- **Problem statement**
Reproduce the listing below line for line, with every character unchanged.

◇ ◇ ◇

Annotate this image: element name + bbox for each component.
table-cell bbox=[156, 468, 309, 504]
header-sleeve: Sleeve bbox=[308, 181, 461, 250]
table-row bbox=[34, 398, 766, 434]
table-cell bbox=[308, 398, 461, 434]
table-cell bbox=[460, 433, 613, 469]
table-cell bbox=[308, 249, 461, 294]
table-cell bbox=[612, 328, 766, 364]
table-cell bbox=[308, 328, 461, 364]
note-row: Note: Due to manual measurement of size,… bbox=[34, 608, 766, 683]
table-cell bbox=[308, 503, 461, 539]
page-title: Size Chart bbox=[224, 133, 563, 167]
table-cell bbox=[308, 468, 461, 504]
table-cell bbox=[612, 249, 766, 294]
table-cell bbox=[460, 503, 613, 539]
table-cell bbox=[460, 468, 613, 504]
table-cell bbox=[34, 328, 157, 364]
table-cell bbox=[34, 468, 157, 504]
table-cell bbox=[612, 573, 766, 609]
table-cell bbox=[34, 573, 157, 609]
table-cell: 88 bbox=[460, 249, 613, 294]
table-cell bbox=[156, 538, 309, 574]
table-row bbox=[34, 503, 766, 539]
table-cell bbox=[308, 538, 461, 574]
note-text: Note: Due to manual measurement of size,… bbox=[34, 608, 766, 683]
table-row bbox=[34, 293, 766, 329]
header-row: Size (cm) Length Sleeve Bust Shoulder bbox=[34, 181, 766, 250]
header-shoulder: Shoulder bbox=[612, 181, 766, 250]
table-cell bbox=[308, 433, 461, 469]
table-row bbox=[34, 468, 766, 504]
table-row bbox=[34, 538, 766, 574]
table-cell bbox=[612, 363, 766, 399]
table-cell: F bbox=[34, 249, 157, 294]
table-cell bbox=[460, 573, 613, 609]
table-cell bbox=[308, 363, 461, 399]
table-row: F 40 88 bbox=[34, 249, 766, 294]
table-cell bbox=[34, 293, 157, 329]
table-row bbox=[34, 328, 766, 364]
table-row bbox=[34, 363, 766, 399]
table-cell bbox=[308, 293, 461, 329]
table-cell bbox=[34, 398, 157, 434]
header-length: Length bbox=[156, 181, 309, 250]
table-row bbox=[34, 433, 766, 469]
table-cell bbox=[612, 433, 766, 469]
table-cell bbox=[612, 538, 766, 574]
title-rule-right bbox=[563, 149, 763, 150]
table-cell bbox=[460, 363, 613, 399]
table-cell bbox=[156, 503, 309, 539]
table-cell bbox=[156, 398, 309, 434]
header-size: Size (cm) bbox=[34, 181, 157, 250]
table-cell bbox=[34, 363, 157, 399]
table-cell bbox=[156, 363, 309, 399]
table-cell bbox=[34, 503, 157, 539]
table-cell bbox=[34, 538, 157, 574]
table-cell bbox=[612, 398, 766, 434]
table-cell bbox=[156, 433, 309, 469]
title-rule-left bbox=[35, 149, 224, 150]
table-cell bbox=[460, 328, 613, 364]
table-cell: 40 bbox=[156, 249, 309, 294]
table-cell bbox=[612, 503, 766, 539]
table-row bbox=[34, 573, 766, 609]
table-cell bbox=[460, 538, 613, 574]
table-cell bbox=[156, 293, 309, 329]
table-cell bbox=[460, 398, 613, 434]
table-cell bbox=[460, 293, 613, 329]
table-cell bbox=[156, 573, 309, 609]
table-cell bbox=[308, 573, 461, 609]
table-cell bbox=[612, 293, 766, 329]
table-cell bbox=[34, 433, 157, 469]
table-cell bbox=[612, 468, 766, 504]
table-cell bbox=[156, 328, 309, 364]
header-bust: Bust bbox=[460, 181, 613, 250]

◇ ◇ ◇

- **Correct response**
Annotate this image: element name + bbox for each component.
table-cell bbox=[156, 468, 309, 504]
header-sleeve: Sleeve bbox=[308, 181, 461, 250]
table-row bbox=[34, 398, 766, 434]
table-cell bbox=[308, 398, 461, 434]
table-cell bbox=[460, 433, 613, 469]
table-cell bbox=[308, 249, 461, 294]
table-cell bbox=[612, 328, 766, 364]
table-cell bbox=[308, 328, 461, 364]
note-row: Note: Due to manual measurement of size,… bbox=[34, 608, 766, 683]
table-cell bbox=[308, 503, 461, 539]
page-title: Size Chart bbox=[224, 133, 563, 167]
table-cell bbox=[308, 468, 461, 504]
table-cell bbox=[612, 249, 766, 294]
table-cell bbox=[460, 503, 613, 539]
table-cell bbox=[460, 468, 613, 504]
table-cell bbox=[34, 328, 157, 364]
table-cell bbox=[34, 468, 157, 504]
table-cell bbox=[612, 573, 766, 609]
table-cell bbox=[34, 573, 157, 609]
table-cell: 88 bbox=[460, 249, 613, 294]
table-cell bbox=[156, 538, 309, 574]
table-row bbox=[34, 503, 766, 539]
table-cell bbox=[308, 538, 461, 574]
note-text: Note: Due to manual measurement of size,… bbox=[34, 608, 766, 683]
table-row bbox=[34, 293, 766, 329]
header-row: Size (cm) Length Sleeve Bust Shoulder bbox=[34, 181, 766, 250]
header-shoulder: Shoulder bbox=[612, 181, 766, 250]
table-cell bbox=[308, 433, 461, 469]
table-row bbox=[34, 468, 766, 504]
table-row bbox=[34, 538, 766, 574]
table-cell bbox=[612, 363, 766, 399]
table-cell: F bbox=[34, 249, 157, 294]
table-cell bbox=[460, 573, 613, 609]
table-cell bbox=[308, 363, 461, 399]
table-row: F 40 88 bbox=[34, 249, 766, 294]
table-cell bbox=[34, 293, 157, 329]
table-row bbox=[34, 328, 766, 364]
table-row bbox=[34, 363, 766, 399]
table-cell bbox=[308, 293, 461, 329]
table-cell bbox=[34, 398, 157, 434]
header-length: Length bbox=[156, 181, 309, 250]
table-row bbox=[34, 433, 766, 469]
table-cell bbox=[612, 433, 766, 469]
table-cell bbox=[612, 538, 766, 574]
title-rule-right bbox=[563, 149, 763, 150]
table-cell bbox=[460, 363, 613, 399]
table-cell bbox=[156, 503, 309, 539]
table-cell bbox=[156, 398, 309, 434]
header-size: Size (cm) bbox=[34, 181, 157, 250]
table-cell bbox=[34, 363, 157, 399]
table-cell bbox=[156, 363, 309, 399]
table-cell bbox=[34, 503, 157, 539]
table-cell bbox=[34, 538, 157, 574]
table-cell bbox=[612, 398, 766, 434]
table-cell bbox=[156, 433, 309, 469]
title-rule-left bbox=[35, 149, 224, 150]
table-cell bbox=[460, 328, 613, 364]
table-cell: 40 bbox=[156, 249, 309, 294]
table-cell bbox=[612, 503, 766, 539]
table-row bbox=[34, 573, 766, 609]
table-cell bbox=[460, 538, 613, 574]
table-cell bbox=[156, 293, 309, 329]
table-cell bbox=[460, 398, 613, 434]
table-cell bbox=[460, 293, 613, 329]
table-cell bbox=[156, 573, 309, 609]
table-cell bbox=[308, 573, 461, 609]
table-cell bbox=[612, 293, 766, 329]
table-cell bbox=[34, 433, 157, 469]
table-cell bbox=[612, 468, 766, 504]
table-cell bbox=[156, 328, 309, 364]
header-bust: Bust bbox=[460, 181, 613, 250]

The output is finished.